### WHAT IS REQUIRED
Copy out the data exactly, leaving the pictures behind.

Stored data:
-- start --

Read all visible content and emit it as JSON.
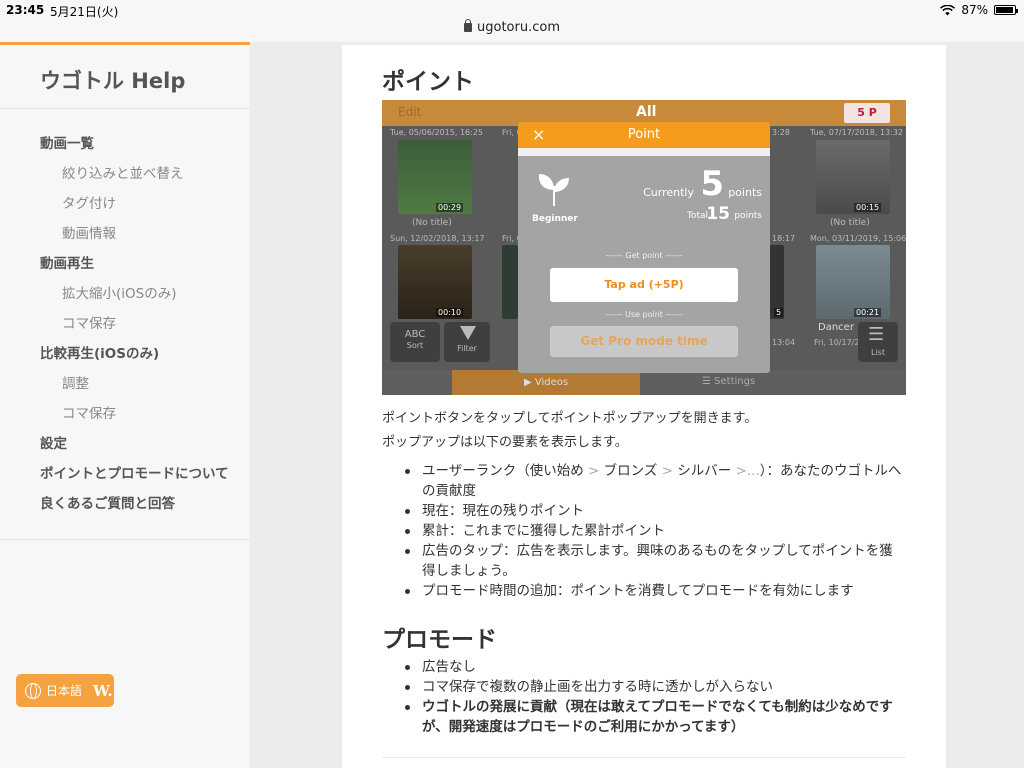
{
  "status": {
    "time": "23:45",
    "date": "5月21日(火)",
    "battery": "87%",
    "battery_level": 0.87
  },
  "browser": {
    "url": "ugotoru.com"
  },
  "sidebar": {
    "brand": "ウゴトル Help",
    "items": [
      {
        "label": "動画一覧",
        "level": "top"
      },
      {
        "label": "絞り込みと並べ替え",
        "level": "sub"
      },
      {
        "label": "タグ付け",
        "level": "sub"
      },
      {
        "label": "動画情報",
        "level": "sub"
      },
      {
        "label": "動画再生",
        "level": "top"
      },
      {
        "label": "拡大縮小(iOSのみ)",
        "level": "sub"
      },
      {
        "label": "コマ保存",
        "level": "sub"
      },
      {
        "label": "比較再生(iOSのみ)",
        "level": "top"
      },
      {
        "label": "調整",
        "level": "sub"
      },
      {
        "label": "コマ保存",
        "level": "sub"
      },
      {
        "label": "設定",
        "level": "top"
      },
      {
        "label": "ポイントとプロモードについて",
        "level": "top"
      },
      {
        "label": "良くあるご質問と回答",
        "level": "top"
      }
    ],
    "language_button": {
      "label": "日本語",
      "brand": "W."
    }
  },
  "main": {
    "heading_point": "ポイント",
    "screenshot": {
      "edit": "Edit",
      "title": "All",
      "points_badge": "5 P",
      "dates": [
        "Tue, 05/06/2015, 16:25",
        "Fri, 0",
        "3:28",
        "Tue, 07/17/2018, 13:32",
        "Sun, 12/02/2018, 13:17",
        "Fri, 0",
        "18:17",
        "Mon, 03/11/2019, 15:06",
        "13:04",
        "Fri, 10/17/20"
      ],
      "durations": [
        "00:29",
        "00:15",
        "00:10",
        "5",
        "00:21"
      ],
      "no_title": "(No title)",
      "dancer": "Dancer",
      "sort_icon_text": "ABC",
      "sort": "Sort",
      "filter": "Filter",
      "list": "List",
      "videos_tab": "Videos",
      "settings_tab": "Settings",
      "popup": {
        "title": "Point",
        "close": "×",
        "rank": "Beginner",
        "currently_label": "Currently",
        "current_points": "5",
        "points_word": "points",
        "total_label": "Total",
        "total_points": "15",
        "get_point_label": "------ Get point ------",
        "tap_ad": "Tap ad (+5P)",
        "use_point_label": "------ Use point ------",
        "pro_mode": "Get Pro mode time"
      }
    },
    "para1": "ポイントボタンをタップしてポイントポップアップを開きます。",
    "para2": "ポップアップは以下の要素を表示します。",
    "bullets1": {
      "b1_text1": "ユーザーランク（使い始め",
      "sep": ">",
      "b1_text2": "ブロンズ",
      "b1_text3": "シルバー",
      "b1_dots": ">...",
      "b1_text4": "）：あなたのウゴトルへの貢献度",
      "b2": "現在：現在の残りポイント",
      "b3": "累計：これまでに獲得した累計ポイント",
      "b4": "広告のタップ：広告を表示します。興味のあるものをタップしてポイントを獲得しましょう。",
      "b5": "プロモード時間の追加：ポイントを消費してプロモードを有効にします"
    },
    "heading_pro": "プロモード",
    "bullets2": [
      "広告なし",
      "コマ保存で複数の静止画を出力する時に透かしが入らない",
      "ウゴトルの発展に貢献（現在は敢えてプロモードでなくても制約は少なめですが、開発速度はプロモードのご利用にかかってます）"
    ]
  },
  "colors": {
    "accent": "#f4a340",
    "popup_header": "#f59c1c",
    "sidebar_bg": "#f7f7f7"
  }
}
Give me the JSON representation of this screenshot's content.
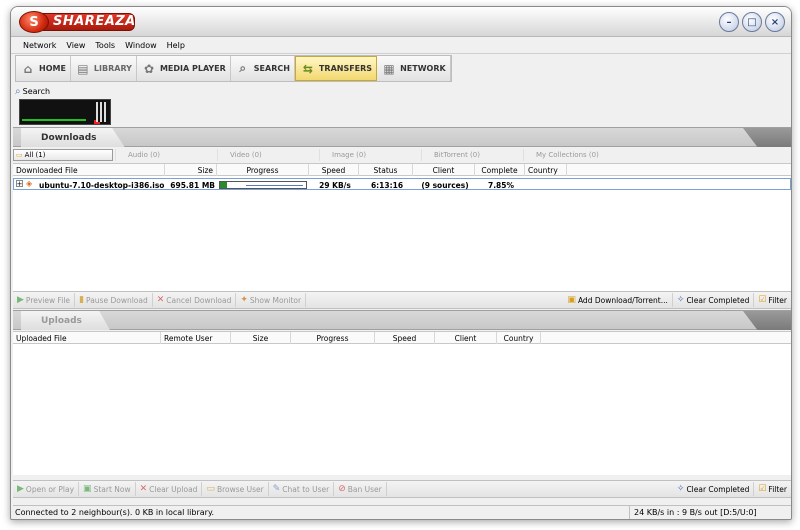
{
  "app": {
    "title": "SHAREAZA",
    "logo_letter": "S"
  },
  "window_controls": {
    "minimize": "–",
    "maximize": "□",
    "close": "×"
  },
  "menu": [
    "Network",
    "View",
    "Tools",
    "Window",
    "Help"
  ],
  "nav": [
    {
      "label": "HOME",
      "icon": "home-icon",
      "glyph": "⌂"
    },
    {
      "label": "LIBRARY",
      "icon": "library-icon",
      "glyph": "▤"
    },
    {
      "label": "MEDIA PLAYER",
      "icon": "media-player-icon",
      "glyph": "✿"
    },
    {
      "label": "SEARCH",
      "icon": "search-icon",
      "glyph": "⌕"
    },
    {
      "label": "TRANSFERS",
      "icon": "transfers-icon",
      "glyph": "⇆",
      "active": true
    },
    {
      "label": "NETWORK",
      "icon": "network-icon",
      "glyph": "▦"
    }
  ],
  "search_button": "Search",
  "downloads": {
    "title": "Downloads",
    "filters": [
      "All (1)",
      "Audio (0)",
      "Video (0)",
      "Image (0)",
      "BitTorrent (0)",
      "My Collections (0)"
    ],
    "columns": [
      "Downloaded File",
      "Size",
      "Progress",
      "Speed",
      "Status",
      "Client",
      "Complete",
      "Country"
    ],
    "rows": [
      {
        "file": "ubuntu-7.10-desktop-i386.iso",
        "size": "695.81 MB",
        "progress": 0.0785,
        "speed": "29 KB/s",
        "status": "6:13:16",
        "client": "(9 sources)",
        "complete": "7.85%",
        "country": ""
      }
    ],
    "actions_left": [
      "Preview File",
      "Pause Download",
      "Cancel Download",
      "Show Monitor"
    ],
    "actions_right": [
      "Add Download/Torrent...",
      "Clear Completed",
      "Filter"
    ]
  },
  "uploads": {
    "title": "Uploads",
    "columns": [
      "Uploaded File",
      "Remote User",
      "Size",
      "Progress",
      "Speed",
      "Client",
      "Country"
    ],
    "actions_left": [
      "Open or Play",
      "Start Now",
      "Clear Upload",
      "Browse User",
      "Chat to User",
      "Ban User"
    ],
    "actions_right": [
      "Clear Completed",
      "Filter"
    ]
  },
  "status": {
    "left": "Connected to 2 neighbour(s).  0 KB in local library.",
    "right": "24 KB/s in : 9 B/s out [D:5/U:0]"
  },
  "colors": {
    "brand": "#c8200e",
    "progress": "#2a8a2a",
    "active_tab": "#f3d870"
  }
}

-- end --

### OUTPUT OF THE TASK
Read all visible content and emit it as JSON.
{
  "status": {
    "time": "23:45",
    "date": "5月21日(火)",
    "battery": "87%",
    "battery_level": 0.87
  },
  "browser": {
    "url": "ugotoru.com"
  },
  "sidebar": {
    "brand": "ウゴトル Help",
    "items": [
      {
        "label": "動画一覧",
        "level": "top"
      },
      {
        "label": "絞り込みと並べ替え",
        "level": "sub"
      },
      {
        "label": "タグ付け",
        "level": "sub"
      },
      {
        "label": "動画情報",
        "level": "sub"
      },
      {
        "label": "動画再生",
        "level": "top"
      },
      {
        "label": "拡大縮小(iOSのみ)",
        "level": "sub"
      },
      {
        "label": "コマ保存",
        "level": "sub"
      },
      {
        "label": "比較再生(iOSのみ)",
        "level": "top"
      },
      {
        "label": "調整",
        "level": "sub"
      },
      {
        "label": "コマ保存",
        "level": "sub"
      },
      {
        "label": "設定",
        "level": "top"
      },
      {
        "label": "ポイントとプロモードについて",
        "level": "top"
      },
      {
        "label": "良くあるご質問と回答",
        "level": "top"
      }
    ],
    "language_button": {
      "label": "日本語",
      "brand": "W."
    }
  },
  "main": {
    "heading_point": "ポイント",
    "screenshot": {
      "edit": "Edit",
      "title": "All",
      "points_badge": "5 P",
      "dates": [
        "Tue, 05/06/2015, 16:25",
        "Fri, 0",
        "3:28",
        "Tue, 07/17/2018, 13:32",
        "Sun, 12/02/2018, 13:17",
        "Fri, 0",
        "18:17",
        "Mon, 03/11/2019, 15:06",
        "13:04",
        "Fri, 10/17/20"
      ],
      "durations": [
        "00:29",
        "00:15",
        "00:10",
        "5",
        "00:21"
      ],
      "no_title": "(No title)",
      "dancer": "Dancer",
      "sort_icon_text": "ABC",
      "sort": "Sort",
      "filter": "Filter",
      "list": "List",
      "videos_tab": "Videos",
      "settings_tab": "Settings",
      "popup": {
        "title": "Point",
        "close": "×",
        "rank": "Beginner",
        "currently_label": "Currently",
        "current_points": "5",
        "points_word": "points",
        "total_label": "Total",
        "total_points": "15",
        "get_point_label": "------ Get point ------",
        "tap_ad": "Tap ad (+5P)",
        "use_point_label": "------ Use point ------",
        "pro_mode": "Get Pro mode time"
      }
    },
    "para1": "ポイントボタンをタップしてポイントポップアップを開きます。",
    "para2": "ポップアップは以下の要素を表示します。",
    "bullets1": {
      "b1_text1": "ユーザーランク（使い始め",
      "sep": ">",
      "b1_text2": "ブロンズ",
      "b1_text3": "シルバー",
      "b1_dots": ">...",
      "b1_text4": "）：あなたのウゴトルへの貢献度",
      "b2": "現在：現在の残りポイント",
      "b3": "累計：これまでに獲得した累計ポイント",
      "b4": "広告のタップ：広告を表示します。興味のあるものをタップしてポイントを獲得しましょう。",
      "b5": "プロモード時間の追加：ポイントを消費してプロモードを有効にします"
    },
    "heading_pro": "プロモード",
    "bullets2": [
      "広告なし",
      "コマ保存で複数の静止画を出力する時に透かしが入らない",
      "ウゴトルの発展に貢献（現在は敢えてプロモードでなくても制約は少なめですが、開発速度はプロモードのご利用にかかってます）"
    ]
  },
  "colors": {
    "accent": "#f4a340",
    "popup_header": "#f59c1c",
    "sidebar_bg": "#f7f7f7"
  }
}
Give me the JSON representation of this screenshot's content.
{
  "app": {
    "title": "SHAREAZA",
    "logo_letter": "S"
  },
  "window_controls": {
    "minimize": "–",
    "maximize": "□",
    "close": "×"
  },
  "menu": [
    "Network",
    "View",
    "Tools",
    "Window",
    "Help"
  ],
  "nav": [
    {
      "label": "HOME",
      "icon": "home-icon",
      "glyph": "⌂"
    },
    {
      "label": "LIBRARY",
      "icon": "library-icon",
      "glyph": "▤"
    },
    {
      "label": "MEDIA PLAYER",
      "icon": "media-player-icon",
      "glyph": "✿"
    },
    {
      "label": "SEARCH",
      "icon": "search-icon",
      "glyph": "⌕"
    },
    {
      "label": "TRANSFERS",
      "icon": "transfers-icon",
      "glyph": "⇆",
      "active": true
    },
    {
      "label": "NETWORK",
      "icon": "network-icon",
      "glyph": "▦"
    }
  ],
  "search_button": "Search",
  "downloads": {
    "title": "Downloads",
    "filters": [
      "All (1)",
      "Audio (0)",
      "Video (0)",
      "Image (0)",
      "BitTorrent (0)",
      "My Collections (0)"
    ],
    "columns": [
      "Downloaded File",
      "Size",
      "Progress",
      "Speed",
      "Status",
      "Client",
      "Complete",
      "Country"
    ],
    "rows": [
      {
        "file": "ubuntu-7.10-desktop-i386.iso",
        "size": "695.81 MB",
        "progress": 0.0785,
        "speed": "29 KB/s",
        "status": "6:13:16",
        "client": "(9 sources)",
        "complete": "7.85%",
        "country": ""
      }
    ],
    "actions_left": [
      "Preview File",
      "Pause Download",
      "Cancel Download",
      "Show Monitor"
    ],
    "actions_right": [
      "Add Download/Torrent...",
      "Clear Completed",
      "Filter"
    ]
  },
  "uploads": {
    "title": "Uploads",
    "columns": [
      "Uploaded File",
      "Remote User",
      "Size",
      "Progress",
      "Speed",
      "Client",
      "Country"
    ],
    "actions_left": [
      "Open or Play",
      "Start Now",
      "Clear Upload",
      "Browse User",
      "Chat to User",
      "Ban User"
    ],
    "actions_right": [
      "Clear Completed",
      "Filter"
    ]
  },
  "status": {
    "left": "Connected to 2 neighbour(s).  0 KB in local library.",
    "right": "24 KB/s in : 9 B/s out [D:5/U:0]"
  },
  "colors": {
    "brand": "#c8200e",
    "progress": "#2a8a2a",
    "active_tab": "#f3d870"
  }
}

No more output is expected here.